:: Objective ::
Each line below should be retyped exactly, with no pictures.

:: Supplied records ::
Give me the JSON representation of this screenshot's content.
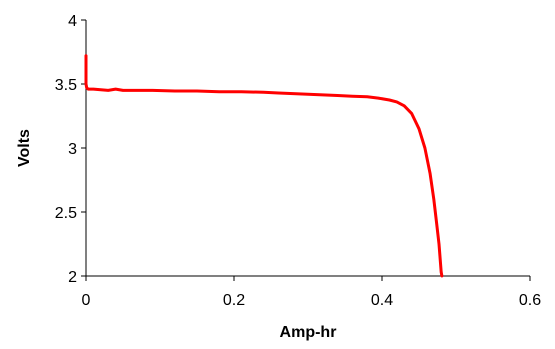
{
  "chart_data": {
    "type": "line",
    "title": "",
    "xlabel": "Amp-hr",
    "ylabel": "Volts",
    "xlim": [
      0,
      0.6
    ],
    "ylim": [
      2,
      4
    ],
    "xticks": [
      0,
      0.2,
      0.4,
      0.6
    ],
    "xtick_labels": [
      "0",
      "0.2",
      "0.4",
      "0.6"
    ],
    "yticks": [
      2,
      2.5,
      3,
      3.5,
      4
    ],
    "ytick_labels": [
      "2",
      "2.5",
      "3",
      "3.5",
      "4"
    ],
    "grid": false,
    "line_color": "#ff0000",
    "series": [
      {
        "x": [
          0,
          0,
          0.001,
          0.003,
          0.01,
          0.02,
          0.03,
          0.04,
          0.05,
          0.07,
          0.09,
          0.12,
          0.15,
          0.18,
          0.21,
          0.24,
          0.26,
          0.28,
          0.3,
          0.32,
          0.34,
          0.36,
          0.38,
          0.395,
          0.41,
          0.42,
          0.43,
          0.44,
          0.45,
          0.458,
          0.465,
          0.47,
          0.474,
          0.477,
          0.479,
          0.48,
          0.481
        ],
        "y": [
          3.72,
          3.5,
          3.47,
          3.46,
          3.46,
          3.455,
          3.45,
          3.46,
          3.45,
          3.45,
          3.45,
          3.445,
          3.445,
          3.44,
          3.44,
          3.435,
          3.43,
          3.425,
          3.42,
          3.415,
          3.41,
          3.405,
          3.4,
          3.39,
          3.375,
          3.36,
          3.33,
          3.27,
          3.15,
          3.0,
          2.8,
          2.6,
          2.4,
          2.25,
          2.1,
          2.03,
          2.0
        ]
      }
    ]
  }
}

:: Response ::
Give me the JSON representation of this screenshot's content.
{
  "chart_data": {
    "type": "line",
    "title": "",
    "xlabel": "Amp-hr",
    "ylabel": "Volts",
    "xlim": [
      0,
      0.6
    ],
    "ylim": [
      2,
      4
    ],
    "xticks": [
      0,
      0.2,
      0.4,
      0.6
    ],
    "xtick_labels": [
      "0",
      "0.2",
      "0.4",
      "0.6"
    ],
    "yticks": [
      2,
      2.5,
      3,
      3.5,
      4
    ],
    "ytick_labels": [
      "2",
      "2.5",
      "3",
      "3.5",
      "4"
    ],
    "grid": false,
    "line_color": "#ff0000",
    "series": [
      {
        "x": [
          0,
          0,
          0.001,
          0.003,
          0.01,
          0.02,
          0.03,
          0.04,
          0.05,
          0.07,
          0.09,
          0.12,
          0.15,
          0.18,
          0.21,
          0.24,
          0.26,
          0.28,
          0.3,
          0.32,
          0.34,
          0.36,
          0.38,
          0.395,
          0.41,
          0.42,
          0.43,
          0.44,
          0.45,
          0.458,
          0.465,
          0.47,
          0.474,
          0.477,
          0.479,
          0.48,
          0.481
        ],
        "y": [
          3.72,
          3.5,
          3.47,
          3.46,
          3.46,
          3.455,
          3.45,
          3.46,
          3.45,
          3.45,
          3.45,
          3.445,
          3.445,
          3.44,
          3.44,
          3.435,
          3.43,
          3.425,
          3.42,
          3.415,
          3.41,
          3.405,
          3.4,
          3.39,
          3.375,
          3.36,
          3.33,
          3.27,
          3.15,
          3.0,
          2.8,
          2.6,
          2.4,
          2.25,
          2.1,
          2.03,
          2.0
        ]
      }
    ]
  }
}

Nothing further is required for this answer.